▽

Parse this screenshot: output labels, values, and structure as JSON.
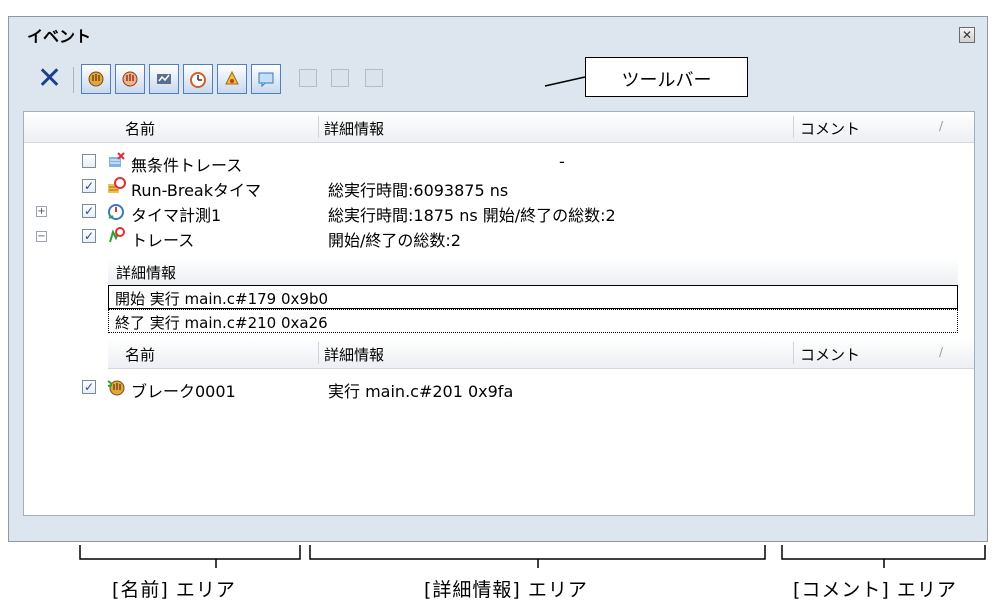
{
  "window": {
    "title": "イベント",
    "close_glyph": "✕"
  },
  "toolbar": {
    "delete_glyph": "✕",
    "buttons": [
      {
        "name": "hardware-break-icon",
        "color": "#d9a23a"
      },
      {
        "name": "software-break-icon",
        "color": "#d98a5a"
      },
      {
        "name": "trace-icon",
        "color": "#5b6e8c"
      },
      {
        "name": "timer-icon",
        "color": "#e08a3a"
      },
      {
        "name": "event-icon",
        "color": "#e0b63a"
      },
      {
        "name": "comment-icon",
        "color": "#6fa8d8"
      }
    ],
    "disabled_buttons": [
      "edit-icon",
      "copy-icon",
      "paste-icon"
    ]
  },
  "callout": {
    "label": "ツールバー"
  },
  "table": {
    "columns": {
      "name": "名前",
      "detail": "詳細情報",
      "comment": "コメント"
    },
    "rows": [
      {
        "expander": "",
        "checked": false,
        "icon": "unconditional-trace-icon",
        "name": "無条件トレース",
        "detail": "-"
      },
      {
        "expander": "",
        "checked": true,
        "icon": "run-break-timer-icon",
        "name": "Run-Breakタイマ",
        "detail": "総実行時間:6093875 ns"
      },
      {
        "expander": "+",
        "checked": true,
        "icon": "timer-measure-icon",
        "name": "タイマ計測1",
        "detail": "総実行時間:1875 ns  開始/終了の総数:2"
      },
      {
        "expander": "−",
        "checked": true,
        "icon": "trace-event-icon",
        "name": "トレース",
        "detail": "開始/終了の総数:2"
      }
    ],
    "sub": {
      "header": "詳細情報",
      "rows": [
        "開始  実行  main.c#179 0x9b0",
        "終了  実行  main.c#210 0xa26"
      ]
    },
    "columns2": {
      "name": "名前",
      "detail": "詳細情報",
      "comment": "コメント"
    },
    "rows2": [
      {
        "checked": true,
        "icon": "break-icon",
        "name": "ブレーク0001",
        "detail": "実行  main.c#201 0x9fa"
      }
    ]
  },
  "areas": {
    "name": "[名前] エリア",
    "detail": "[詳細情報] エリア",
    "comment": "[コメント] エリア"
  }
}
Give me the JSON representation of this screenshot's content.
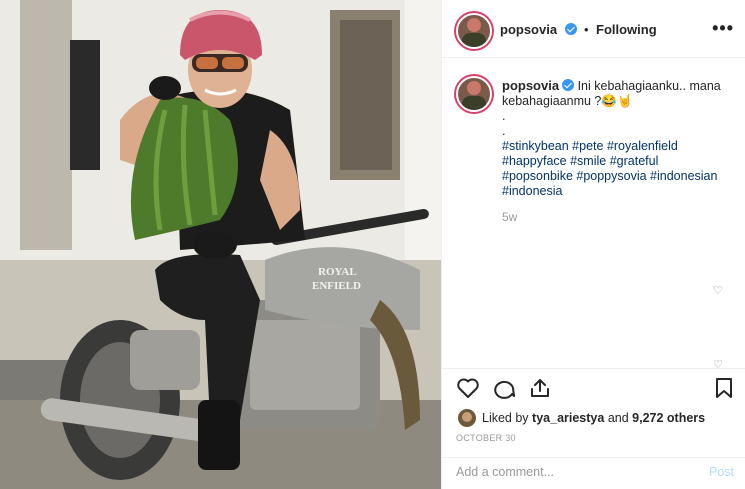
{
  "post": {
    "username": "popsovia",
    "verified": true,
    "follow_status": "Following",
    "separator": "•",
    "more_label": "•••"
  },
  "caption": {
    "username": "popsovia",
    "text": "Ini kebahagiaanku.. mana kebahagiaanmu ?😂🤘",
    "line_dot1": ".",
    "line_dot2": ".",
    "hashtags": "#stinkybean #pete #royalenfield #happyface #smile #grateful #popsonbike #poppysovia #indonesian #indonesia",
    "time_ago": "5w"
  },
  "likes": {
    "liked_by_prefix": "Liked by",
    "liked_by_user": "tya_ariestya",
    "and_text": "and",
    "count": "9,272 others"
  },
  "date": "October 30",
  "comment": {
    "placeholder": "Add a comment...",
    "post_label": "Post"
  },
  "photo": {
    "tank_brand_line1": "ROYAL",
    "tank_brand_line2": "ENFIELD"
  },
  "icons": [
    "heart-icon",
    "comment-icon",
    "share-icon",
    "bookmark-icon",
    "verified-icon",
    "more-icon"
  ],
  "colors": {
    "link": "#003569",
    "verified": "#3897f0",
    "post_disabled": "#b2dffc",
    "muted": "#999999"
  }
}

△

§ **Work to complete**: Reproduce the full listing faithfully, but do not carry over any pictures.

§ **Task output**:
Parse this screenshot: output labels, values, and structure as JSON.
{
  "window": {
    "title": "イベント",
    "close_glyph": "✕"
  },
  "toolbar": {
    "delete_glyph": "✕",
    "buttons": [
      {
        "name": "hardware-break-icon",
        "color": "#d9a23a"
      },
      {
        "name": "software-break-icon",
        "color": "#d98a5a"
      },
      {
        "name": "trace-icon",
        "color": "#5b6e8c"
      },
      {
        "name": "timer-icon",
        "color": "#e08a3a"
      },
      {
        "name": "event-icon",
        "color": "#e0b63a"
      },
      {
        "name": "comment-icon",
        "color": "#6fa8d8"
      }
    ],
    "disabled_buttons": [
      "edit-icon",
      "copy-icon",
      "paste-icon"
    ]
  },
  "callout": {
    "label": "ツールバー"
  },
  "table": {
    "columns": {
      "name": "名前",
      "detail": "詳細情報",
      "comment": "コメント"
    },
    "rows": [
      {
        "expander": "",
        "checked": false,
        "icon": "unconditional-trace-icon",
        "name": "無条件トレース",
        "detail": "-"
      },
      {
        "expander": "",
        "checked": true,
        "icon": "run-break-timer-icon",
        "name": "Run-Breakタイマ",
        "detail": "総実行時間:6093875 ns"
      },
      {
        "expander": "+",
        "checked": true,
        "icon": "timer-measure-icon",
        "name": "タイマ計測1",
        "detail": "総実行時間:1875 ns  開始/終了の総数:2"
      },
      {
        "expander": "−",
        "checked": true,
        "icon": "trace-event-icon",
        "name": "トレース",
        "detail": "開始/終了の総数:2"
      }
    ],
    "sub": {
      "header": "詳細情報",
      "rows": [
        "開始  実行  main.c#179 0x9b0",
        "終了  実行  main.c#210 0xa26"
      ]
    },
    "columns2": {
      "name": "名前",
      "detail": "詳細情報",
      "comment": "コメント"
    },
    "rows2": [
      {
        "checked": true,
        "icon": "break-icon",
        "name": "ブレーク0001",
        "detail": "実行  main.c#201 0x9fa"
      }
    ]
  },
  "areas": {
    "name": "[名前] エリア",
    "detail": "[詳細情報] エリア",
    "comment": "[コメント] エリア"
  }
}
Give me the JSON representation of this screenshot's content.
{
  "post": {
    "username": "popsovia",
    "verified": true,
    "follow_status": "Following",
    "separator": "•",
    "more_label": "•••"
  },
  "caption": {
    "username": "popsovia",
    "text": "Ini kebahagiaanku.. mana kebahagiaanmu ?😂🤘",
    "line_dot1": ".",
    "line_dot2": ".",
    "hashtags": "#stinkybean #pete #royalenfield #happyface #smile #grateful #popsonbike #poppysovia #indonesian #indonesia",
    "time_ago": "5w"
  },
  "likes": {
    "liked_by_prefix": "Liked by",
    "liked_by_user": "tya_ariestya",
    "and_text": "and",
    "count": "9,272 others"
  },
  "date": "October 30",
  "comment": {
    "placeholder": "Add a comment...",
    "post_label": "Post"
  },
  "photo": {
    "tank_brand_line1": "ROYAL",
    "tank_brand_line2": "ENFIELD"
  },
  "icons": [
    "heart-icon",
    "comment-icon",
    "share-icon",
    "bookmark-icon",
    "verified-icon",
    "more-icon"
  ],
  "colors": {
    "link": "#003569",
    "verified": "#3897f0",
    "post_disabled": "#b2dffc",
    "muted": "#999999"
  }
}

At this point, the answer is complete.